(Figure contents as structured data)
============================================================

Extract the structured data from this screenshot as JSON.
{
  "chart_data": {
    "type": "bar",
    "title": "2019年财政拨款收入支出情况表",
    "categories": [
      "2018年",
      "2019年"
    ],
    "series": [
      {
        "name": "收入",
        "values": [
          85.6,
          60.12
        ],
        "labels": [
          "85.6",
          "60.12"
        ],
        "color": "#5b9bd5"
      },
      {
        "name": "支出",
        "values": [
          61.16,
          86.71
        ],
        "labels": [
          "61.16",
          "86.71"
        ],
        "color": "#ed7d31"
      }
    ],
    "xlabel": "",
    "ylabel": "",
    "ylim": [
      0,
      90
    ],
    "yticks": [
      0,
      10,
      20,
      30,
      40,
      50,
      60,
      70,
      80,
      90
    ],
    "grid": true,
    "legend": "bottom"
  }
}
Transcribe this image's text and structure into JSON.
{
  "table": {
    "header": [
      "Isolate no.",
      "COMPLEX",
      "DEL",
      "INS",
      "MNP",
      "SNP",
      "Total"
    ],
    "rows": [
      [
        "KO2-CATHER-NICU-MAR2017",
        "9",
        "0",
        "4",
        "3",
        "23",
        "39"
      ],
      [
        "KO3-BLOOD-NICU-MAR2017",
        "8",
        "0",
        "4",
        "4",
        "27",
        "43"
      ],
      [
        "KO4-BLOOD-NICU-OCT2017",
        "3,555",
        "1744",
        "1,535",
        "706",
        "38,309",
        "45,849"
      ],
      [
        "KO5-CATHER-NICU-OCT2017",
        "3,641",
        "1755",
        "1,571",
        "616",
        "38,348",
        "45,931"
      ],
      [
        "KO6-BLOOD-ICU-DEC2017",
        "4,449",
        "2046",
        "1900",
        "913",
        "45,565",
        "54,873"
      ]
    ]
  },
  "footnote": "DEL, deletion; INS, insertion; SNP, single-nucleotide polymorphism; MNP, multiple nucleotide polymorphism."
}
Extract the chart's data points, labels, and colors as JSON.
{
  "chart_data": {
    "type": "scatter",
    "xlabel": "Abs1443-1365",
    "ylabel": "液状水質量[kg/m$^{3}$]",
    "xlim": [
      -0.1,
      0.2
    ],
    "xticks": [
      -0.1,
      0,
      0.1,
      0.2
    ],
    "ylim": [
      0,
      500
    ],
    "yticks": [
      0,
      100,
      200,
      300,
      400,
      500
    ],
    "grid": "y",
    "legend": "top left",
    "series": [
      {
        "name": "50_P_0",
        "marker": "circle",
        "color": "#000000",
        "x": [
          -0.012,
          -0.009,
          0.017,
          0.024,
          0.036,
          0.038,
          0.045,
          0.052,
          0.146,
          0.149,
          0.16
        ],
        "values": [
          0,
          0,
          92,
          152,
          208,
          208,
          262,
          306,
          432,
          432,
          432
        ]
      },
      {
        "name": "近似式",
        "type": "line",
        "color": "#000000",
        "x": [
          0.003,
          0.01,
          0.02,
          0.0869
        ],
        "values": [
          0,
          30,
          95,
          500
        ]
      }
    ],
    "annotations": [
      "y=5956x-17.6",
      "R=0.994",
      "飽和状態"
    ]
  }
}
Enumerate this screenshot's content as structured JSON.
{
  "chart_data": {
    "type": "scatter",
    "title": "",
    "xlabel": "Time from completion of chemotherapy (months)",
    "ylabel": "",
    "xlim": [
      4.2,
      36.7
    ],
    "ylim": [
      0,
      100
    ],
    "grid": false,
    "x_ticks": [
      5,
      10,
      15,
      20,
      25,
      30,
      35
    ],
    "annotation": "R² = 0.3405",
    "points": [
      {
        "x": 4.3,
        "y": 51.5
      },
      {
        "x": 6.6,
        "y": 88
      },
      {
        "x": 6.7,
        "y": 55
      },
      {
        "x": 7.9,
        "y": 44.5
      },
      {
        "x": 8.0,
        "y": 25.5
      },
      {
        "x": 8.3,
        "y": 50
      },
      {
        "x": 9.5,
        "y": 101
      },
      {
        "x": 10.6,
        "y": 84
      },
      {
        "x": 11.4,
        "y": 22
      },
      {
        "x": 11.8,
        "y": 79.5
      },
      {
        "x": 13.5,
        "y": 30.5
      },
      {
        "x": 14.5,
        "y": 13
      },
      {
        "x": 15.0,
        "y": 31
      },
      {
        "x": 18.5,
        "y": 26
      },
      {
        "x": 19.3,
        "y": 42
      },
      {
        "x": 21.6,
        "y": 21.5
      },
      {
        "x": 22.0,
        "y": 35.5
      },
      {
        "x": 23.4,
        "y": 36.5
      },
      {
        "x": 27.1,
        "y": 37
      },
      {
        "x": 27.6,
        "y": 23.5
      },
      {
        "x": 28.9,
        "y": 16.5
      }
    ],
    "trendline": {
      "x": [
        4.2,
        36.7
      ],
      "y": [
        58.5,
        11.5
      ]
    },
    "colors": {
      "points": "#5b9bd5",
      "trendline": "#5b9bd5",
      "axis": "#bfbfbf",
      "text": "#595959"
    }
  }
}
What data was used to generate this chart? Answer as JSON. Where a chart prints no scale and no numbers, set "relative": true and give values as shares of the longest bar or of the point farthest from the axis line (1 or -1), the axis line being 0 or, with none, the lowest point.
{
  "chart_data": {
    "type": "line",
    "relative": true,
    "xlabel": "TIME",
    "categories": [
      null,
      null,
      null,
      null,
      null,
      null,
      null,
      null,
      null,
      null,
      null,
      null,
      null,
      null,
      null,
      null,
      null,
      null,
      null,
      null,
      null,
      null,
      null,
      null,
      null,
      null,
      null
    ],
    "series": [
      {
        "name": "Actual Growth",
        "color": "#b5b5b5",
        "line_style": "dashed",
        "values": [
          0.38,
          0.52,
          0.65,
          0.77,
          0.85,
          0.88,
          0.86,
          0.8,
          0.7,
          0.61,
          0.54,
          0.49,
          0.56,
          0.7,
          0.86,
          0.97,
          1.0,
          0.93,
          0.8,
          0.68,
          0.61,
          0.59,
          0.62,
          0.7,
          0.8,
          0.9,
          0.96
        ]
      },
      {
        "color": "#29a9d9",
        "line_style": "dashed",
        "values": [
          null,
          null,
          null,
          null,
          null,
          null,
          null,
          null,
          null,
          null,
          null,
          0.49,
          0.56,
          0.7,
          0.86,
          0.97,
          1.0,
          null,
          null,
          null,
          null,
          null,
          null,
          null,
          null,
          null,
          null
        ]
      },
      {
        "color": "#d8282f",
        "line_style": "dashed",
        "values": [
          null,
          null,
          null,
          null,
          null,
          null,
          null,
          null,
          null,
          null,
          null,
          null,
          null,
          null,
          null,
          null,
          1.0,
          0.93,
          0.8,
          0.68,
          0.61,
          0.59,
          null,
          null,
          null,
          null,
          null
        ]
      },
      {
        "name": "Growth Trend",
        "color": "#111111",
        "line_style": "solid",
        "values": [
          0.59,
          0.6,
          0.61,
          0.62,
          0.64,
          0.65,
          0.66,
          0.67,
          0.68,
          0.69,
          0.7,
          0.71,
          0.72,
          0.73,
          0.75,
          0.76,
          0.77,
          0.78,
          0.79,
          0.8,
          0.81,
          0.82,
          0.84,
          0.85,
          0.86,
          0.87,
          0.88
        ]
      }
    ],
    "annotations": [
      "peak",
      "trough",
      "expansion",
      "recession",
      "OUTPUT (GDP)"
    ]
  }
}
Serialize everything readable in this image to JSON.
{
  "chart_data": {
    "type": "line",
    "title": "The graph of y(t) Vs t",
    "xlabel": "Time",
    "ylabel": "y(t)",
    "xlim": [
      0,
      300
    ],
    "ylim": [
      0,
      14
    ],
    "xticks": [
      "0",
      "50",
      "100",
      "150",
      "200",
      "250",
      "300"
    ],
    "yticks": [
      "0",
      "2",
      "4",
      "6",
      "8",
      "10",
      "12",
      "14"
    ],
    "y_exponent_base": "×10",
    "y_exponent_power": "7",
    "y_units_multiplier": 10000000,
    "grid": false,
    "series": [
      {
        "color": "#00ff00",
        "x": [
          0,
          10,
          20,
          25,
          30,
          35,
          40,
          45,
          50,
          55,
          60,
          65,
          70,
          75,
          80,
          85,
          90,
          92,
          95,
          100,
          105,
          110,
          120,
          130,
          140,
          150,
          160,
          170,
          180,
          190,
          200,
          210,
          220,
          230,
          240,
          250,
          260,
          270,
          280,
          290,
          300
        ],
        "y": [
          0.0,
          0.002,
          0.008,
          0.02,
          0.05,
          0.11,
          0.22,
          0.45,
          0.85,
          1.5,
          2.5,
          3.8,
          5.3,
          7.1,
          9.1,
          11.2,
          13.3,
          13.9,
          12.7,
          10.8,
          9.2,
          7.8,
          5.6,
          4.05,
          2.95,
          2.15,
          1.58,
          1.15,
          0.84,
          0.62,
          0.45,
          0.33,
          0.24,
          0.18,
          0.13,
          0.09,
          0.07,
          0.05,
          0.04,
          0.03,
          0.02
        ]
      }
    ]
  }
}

============================================================

### [YOUR OBJECTIVE]
Keep only those lines of the records that hold "xlabel", and return them.

### [SOLUTION TO THIS EXERCISE]
    "xlabel": "",
    "xlabel": "Abs1443-1365",
    "xlabel": "Time from completion of chemotherapy (months)",
    "xlabel": "TIME",
    "xlabel": "Time",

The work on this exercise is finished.